## GIVEN EXERCISE
Each line that holds the word "January" should be returned.

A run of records
• • • • •

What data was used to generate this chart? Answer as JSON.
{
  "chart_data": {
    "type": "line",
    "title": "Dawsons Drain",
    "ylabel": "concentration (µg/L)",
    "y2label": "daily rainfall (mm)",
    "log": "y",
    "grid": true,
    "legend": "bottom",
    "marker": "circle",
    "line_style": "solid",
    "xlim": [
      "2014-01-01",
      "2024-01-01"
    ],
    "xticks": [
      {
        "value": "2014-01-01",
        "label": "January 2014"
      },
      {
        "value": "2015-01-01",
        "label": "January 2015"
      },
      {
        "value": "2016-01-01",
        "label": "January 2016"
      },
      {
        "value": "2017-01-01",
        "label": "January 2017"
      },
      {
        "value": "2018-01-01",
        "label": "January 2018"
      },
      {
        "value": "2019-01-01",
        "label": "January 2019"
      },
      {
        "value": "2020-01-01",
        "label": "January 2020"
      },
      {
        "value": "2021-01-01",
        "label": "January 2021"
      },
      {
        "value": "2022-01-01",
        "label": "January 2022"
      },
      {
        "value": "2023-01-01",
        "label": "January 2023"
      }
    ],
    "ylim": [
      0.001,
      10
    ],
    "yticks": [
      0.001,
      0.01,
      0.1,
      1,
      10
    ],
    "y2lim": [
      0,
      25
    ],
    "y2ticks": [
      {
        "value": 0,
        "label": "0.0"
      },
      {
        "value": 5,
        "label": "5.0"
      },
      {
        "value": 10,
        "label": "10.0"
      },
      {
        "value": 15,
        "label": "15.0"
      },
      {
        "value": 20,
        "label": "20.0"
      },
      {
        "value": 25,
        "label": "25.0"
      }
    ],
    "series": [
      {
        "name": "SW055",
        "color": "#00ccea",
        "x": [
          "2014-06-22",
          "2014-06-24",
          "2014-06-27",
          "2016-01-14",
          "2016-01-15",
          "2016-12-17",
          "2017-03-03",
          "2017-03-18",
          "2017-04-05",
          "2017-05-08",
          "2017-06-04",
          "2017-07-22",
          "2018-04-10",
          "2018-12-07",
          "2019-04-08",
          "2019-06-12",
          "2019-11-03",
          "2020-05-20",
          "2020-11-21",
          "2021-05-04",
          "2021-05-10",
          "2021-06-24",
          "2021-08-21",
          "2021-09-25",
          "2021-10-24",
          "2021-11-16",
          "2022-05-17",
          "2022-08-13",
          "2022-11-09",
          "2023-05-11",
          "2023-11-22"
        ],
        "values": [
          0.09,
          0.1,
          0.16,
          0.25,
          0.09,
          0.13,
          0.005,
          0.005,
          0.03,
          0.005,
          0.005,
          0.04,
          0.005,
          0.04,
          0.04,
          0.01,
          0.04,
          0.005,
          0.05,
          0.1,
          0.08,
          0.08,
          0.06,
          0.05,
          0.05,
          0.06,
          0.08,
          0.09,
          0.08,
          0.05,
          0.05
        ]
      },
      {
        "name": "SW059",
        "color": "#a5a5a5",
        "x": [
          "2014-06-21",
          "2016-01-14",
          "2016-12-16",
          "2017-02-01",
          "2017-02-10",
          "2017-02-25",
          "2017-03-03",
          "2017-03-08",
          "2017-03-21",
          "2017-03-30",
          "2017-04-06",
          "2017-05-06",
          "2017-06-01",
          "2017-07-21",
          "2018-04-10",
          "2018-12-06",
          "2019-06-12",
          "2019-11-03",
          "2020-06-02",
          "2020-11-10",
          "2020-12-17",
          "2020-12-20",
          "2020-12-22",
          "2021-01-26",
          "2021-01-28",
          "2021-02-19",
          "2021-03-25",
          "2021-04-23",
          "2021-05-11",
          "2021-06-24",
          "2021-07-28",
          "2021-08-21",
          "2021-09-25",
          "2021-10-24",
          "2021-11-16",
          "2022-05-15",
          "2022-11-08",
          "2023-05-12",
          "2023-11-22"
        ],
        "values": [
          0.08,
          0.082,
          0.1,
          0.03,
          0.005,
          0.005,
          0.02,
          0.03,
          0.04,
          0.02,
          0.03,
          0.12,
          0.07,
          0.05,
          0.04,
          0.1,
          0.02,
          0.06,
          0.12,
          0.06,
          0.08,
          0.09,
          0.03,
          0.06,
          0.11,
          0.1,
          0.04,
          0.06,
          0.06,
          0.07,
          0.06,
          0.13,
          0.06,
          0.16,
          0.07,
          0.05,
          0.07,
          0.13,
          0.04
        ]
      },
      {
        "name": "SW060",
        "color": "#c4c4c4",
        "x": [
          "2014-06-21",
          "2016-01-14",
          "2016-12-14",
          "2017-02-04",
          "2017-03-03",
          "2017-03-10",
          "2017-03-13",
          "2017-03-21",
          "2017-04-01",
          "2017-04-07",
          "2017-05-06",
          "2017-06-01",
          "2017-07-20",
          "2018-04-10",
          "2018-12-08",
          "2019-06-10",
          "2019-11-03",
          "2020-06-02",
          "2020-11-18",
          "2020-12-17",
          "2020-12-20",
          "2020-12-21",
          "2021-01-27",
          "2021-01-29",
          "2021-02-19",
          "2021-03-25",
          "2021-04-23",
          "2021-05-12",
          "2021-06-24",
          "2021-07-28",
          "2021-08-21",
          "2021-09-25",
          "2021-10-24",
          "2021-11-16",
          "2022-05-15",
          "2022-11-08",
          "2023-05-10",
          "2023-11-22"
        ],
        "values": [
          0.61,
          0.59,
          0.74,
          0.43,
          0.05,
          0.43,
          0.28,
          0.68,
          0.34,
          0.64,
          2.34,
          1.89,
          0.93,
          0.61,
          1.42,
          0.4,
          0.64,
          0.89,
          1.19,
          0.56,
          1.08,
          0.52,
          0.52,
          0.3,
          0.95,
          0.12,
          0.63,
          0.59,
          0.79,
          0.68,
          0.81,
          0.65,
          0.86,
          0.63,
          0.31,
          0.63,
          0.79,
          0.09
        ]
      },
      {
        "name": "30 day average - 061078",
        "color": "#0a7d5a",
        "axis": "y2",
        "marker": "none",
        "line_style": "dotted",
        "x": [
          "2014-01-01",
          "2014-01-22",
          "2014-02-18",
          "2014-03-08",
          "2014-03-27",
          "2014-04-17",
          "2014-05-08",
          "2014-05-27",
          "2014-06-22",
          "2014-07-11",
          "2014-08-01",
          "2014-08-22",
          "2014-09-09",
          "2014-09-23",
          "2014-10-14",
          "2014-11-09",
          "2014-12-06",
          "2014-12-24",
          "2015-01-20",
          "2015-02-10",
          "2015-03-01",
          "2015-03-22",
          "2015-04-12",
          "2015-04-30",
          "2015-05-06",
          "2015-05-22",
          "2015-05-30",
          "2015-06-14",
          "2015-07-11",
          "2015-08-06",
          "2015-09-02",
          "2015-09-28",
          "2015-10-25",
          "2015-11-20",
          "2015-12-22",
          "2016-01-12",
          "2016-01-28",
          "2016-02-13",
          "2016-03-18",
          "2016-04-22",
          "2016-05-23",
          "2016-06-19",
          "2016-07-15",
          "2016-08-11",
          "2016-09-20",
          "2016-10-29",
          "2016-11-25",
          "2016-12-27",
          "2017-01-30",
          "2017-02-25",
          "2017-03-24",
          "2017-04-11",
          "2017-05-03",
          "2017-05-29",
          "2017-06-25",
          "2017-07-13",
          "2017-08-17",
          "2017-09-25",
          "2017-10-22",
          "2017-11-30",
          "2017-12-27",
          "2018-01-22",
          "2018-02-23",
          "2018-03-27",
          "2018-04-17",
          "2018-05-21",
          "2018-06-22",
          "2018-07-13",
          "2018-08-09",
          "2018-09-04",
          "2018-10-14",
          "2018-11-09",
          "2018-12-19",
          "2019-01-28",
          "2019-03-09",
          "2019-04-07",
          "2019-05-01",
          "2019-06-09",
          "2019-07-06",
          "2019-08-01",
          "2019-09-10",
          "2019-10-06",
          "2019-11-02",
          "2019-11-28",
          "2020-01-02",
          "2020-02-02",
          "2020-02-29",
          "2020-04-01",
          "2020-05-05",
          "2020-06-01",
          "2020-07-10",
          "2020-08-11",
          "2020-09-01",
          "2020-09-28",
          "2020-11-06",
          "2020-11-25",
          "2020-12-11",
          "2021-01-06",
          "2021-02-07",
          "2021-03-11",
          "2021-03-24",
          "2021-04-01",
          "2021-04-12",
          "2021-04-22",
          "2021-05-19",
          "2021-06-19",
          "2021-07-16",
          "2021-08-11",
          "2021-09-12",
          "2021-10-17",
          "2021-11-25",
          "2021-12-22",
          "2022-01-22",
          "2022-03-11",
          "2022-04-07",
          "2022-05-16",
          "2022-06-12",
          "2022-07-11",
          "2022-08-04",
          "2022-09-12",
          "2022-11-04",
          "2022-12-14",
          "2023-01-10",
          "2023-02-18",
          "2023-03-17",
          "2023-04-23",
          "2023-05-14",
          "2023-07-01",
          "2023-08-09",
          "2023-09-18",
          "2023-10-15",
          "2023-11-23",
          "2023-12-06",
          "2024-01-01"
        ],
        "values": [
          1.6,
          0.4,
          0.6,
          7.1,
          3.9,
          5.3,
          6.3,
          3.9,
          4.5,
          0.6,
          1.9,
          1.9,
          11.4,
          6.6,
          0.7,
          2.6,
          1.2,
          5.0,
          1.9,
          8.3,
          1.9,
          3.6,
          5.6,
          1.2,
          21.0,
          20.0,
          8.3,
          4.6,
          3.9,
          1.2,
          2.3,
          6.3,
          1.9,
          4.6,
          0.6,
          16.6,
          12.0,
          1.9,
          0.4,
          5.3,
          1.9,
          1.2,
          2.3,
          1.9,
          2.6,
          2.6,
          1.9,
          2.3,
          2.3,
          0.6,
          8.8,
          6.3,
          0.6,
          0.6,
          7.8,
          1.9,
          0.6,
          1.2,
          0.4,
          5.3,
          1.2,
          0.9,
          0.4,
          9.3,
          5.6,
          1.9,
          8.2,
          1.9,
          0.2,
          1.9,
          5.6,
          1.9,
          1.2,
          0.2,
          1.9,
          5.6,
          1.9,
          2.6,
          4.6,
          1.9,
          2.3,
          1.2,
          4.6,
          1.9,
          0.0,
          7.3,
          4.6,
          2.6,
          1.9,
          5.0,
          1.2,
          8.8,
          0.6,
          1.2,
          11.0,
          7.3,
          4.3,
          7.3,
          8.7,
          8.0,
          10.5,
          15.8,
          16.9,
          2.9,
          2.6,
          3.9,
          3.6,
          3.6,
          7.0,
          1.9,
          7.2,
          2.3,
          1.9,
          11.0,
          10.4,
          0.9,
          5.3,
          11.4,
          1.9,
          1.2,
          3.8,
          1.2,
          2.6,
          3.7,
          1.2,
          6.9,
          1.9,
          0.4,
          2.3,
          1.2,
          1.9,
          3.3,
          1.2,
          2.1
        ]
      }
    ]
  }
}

• • • • •

## TASK RESPONSE
        "label": "January 2014"
        "label": "January 2015"
        "label": "January 2016"
        "label": "January 2017"
        "label": "January 2018"
        "label": "January 2019"
        "label": "January 2020"
        "label": "January 2021"
        "label": "January 2022"
        "label": "January 2023"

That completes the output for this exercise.